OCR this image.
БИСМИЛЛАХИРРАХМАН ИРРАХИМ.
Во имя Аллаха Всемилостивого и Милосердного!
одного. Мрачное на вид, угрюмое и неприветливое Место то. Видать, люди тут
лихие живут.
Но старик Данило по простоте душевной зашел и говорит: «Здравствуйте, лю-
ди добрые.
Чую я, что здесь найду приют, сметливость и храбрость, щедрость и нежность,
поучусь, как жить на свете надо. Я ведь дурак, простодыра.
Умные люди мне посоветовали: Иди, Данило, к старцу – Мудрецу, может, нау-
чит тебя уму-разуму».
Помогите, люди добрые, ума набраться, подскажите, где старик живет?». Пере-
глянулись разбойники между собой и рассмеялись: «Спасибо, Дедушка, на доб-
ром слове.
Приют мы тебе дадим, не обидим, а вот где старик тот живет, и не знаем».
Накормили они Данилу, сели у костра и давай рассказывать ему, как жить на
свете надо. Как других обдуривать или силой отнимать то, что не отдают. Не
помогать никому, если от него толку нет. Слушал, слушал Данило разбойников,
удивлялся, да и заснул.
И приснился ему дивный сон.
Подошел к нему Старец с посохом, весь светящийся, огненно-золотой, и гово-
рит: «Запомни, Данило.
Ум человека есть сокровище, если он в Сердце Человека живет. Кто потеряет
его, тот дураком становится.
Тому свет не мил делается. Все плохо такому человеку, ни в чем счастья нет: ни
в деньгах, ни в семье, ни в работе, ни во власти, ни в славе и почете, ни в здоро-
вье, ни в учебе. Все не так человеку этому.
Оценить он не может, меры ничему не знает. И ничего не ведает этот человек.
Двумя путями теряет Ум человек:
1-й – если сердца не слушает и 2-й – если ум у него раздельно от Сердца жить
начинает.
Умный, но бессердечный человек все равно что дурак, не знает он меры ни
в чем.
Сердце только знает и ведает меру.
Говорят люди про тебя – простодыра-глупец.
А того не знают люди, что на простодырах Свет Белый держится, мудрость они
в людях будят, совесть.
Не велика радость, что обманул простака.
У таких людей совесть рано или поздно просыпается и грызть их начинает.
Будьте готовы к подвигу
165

* _Instruction_: In the entries above, identify each line that includes the string "может", then copy it.

* _Written response_:
Умные люди мне посоветовали: Иди, Данило, к старцу – Мудрецу, может, нау-
Оценить он не может, меры ничему не знает. И ничего не ведает этот человек.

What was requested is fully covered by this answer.